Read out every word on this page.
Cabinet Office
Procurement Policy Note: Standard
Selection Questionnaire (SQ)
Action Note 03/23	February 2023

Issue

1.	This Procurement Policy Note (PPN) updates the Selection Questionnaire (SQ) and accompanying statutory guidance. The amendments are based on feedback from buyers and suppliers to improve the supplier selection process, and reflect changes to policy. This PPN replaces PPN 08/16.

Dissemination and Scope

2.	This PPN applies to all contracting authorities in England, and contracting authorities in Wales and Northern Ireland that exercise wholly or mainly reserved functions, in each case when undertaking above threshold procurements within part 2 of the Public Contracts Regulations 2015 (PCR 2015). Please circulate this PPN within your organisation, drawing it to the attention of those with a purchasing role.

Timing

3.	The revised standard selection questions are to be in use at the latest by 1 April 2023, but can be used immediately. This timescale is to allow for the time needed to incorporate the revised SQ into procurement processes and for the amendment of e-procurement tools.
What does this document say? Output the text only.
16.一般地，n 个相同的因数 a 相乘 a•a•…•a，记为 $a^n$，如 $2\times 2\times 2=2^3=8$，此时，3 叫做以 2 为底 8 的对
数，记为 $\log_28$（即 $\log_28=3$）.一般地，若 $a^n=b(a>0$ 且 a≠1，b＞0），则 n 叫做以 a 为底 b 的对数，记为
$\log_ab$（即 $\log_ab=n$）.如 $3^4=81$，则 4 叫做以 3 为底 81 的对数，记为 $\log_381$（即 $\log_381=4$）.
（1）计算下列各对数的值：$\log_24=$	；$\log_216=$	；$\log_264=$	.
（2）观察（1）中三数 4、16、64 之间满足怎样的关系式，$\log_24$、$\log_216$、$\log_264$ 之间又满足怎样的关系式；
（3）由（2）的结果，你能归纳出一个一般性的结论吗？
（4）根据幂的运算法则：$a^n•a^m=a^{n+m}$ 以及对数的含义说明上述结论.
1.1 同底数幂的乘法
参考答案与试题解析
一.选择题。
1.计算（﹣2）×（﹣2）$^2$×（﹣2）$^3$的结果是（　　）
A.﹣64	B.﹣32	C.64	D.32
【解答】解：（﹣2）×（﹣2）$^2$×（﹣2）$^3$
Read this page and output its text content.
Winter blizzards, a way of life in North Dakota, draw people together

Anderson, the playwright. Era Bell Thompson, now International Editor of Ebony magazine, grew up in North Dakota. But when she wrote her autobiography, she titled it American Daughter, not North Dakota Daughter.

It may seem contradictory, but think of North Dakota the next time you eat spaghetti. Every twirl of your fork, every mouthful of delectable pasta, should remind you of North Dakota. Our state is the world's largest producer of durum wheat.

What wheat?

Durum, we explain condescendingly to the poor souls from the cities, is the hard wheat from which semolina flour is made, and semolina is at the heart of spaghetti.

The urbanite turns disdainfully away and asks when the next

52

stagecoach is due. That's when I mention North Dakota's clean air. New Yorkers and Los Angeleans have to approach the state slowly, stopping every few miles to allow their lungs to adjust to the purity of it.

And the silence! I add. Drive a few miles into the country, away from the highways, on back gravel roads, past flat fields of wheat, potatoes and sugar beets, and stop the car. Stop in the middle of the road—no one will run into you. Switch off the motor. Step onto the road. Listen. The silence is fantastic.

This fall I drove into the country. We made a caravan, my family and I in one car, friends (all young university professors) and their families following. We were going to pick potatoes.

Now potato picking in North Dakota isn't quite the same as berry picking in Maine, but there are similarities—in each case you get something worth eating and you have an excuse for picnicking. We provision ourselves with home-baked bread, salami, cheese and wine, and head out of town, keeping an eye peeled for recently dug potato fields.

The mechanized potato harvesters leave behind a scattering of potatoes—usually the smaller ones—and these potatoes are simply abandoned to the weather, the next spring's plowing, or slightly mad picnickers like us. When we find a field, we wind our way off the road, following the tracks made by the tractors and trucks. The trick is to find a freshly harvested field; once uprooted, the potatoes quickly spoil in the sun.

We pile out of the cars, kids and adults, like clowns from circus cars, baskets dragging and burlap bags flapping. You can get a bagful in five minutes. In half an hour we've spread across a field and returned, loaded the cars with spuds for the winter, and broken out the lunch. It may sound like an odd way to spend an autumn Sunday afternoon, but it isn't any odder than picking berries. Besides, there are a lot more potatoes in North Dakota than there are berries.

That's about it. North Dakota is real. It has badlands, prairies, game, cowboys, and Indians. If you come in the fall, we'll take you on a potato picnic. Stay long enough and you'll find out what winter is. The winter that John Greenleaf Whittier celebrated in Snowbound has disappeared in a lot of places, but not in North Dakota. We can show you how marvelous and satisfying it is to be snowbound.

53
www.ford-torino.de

※ ※ ※

_REQUIREMENT_.
Copy out each record from above, exactly.

_ANSWER TO THE PROBLEM_.
Read out every word on this page.
Cabinet Office
Procurement Policy Note: Standard
Selection Questionnaire (SQ)
Action Note 03/23	February 2023

Issue

1.	This Procurement Policy Note (PPN) updates the Selection Questionnaire (SQ) and accompanying statutory guidance. The amendments are based on feedback from buyers and suppliers to improve the supplier selection process, and reflect changes to policy. This PPN replaces PPN 08/16.

Dissemination and Scope

2.	This PPN applies to all contracting authorities in England, and contracting authorities in Wales and Northern Ireland that exercise wholly or mainly reserved functions, in each case when undertaking above threshold procurements within part 2 of the Public Contracts Regulations 2015 (PCR 2015). Please circulate this PPN within your organisation, drawing it to the attention of those with a purchasing role.

Timing

3.	The revised standard selection questions are to be in use at the latest by 1 April 2023, but can be used immediately. This timescale is to allow for the time needed to incorporate the revised SQ into procurement processes and for the amendment of e-procurement tools.
What does this document say? Output the text only.
16.一般地，n 个相同的因数 a 相乘 a•a•…•a，记为 $a^n$，如 $2\times 2\times 2=2^3=8$，此时，3 叫做以 2 为底 8 的对
数，记为 $\log_28$（即 $\log_28=3$）.一般地，若 $a^n=b(a>0$ 且 a≠1，b＞0），则 n 叫做以 a 为底 b 的对数，记为
$\log_ab$（即 $\log_ab=n$）.如 $3^4=81$，则 4 叫做以 3 为底 81 的对数，记为 $\log_381$（即 $\log_381=4$）.
（1）计算下列各对数的值：$\log_24=$	；$\log_216=$	；$\log_264=$	.
（2）观察（1）中三数 4、16、64 之间满足怎样的关系式，$\log_24$、$\log_216$、$\log_264$ 之间又满足怎样的关系式；
（3）由（2）的结果，你能归纳出一个一般性的结论吗？
（4）根据幂的运算法则：$a^n•a^m=a^{n+m}$ 以及对数的含义说明上述结论.
1.1 同底数幂的乘法
参考答案与试题解析
一.选择题。
1.计算（﹣2）×（﹣2）$^2$×（﹣2）$^3$的结果是（　　）
A.﹣64	B.﹣32	C.64	D.32
【解答】解：（﹣2）×（﹣2）$^2$×（﹣2）$^3$
Read this page and output its text content.
Winter blizzards, a way of life in North Dakota, draw people together

Anderson, the playwright. Era Bell Thompson, now International Editor of Ebony magazine, grew up in North Dakota. But when she wrote her autobiography, she titled it American Daughter, not North Dakota Daughter.

It may seem contradictory, but think of North Dakota the next time you eat spaghetti. Every twirl of your fork, every mouthful of delectable pasta, should remind you of North Dakota. Our state is the world's largest producer of durum wheat.

What wheat?

Durum, we explain condescendingly to the poor souls from the cities, is the hard wheat from which semolina flour is made, and semolina is at the heart of spaghetti.

The urbanite turns disdainfully away and asks when the next

52

stagecoach is due. That's when I mention North Dakota's clean air. New Yorkers and Los Angeleans have to approach the state slowly, stopping every few miles to allow their lungs to adjust to the purity of it.

And the silence! I add. Drive a few miles into the country, away from the highways, on back gravel roads, past flat fields of wheat, potatoes and sugar beets, and stop the car. Stop in the middle of the road—no one will run into you. Switch off the motor. Step onto the road. Listen. The silence is fantastic.

This fall I drove into the country. We made a caravan, my family and I in one car, friends (all young university professors) and their families following. We were going to pick potatoes.

Now potato picking in North Dakota isn't quite the same as berry picking in Maine, but there are similarities—in each case you get something worth eating and you have an excuse for picnicking. We provision ourselves with home-baked bread, salami, cheese and wine, and head out of town, keeping an eye peeled for recently dug potato fields.

The mechanized potato harvesters leave behind a scattering of potatoes—usually the smaller ones—and these potatoes are simply abandoned to the weather, the next spring's plowing, or slightly mad picnickers like us. When we find a field, we wind our way off the road, following the tracks made by the tractors and trucks. The trick is to find a freshly harvested field; once uprooted, the potatoes quickly spoil in the sun.

We pile out of the cars, kids and adults, like clowns from circus cars, baskets dragging and burlap bags flapping. You can get a bagful in five minutes. In half an hour we've spread across a field and returned, loaded the cars with spuds for the winter, and broken out the lunch. It may sound like an odd way to spend an autumn Sunday afternoon, but it isn't any odder than picking berries. Besides, there are a lot more potatoes in North Dakota than there are berries.

That's about it. North Dakota is real. It has badlands, prairies, game, cowboys, and Indians. If you come in the fall, we'll take you on a potato picnic. Stay long enough and you'll find out what winter is. The winter that John Greenleaf Whittier celebrated in Snowbound has disappeared in a lot of places, but not in North Dakota. We can show you how marvelous and satisfying it is to be snowbound.

53
www.ford-torino.de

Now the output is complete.